◆ **Task details**
Scan the data below for the string "about". Show every line where it turns up.

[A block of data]
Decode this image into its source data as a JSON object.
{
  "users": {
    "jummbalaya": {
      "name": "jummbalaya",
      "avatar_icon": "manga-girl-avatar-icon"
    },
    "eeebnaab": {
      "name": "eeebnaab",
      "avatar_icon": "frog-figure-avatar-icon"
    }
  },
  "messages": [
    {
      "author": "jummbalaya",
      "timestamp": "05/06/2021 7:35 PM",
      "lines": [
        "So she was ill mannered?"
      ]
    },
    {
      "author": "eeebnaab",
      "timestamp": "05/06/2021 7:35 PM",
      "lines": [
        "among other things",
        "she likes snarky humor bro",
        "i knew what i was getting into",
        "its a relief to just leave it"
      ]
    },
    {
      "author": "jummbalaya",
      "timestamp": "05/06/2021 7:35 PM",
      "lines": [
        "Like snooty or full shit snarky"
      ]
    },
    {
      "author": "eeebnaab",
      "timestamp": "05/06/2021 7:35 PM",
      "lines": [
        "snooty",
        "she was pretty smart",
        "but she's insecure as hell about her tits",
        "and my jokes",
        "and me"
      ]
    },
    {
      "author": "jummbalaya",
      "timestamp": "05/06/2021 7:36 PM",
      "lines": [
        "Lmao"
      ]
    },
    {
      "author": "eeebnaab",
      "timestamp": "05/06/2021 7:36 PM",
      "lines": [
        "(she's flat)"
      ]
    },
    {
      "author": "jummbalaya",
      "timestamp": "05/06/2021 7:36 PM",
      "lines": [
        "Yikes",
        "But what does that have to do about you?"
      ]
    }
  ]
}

◆ **Task output**
        "but she's insecure as hell about her tits",
        "But what does that have to do about you?"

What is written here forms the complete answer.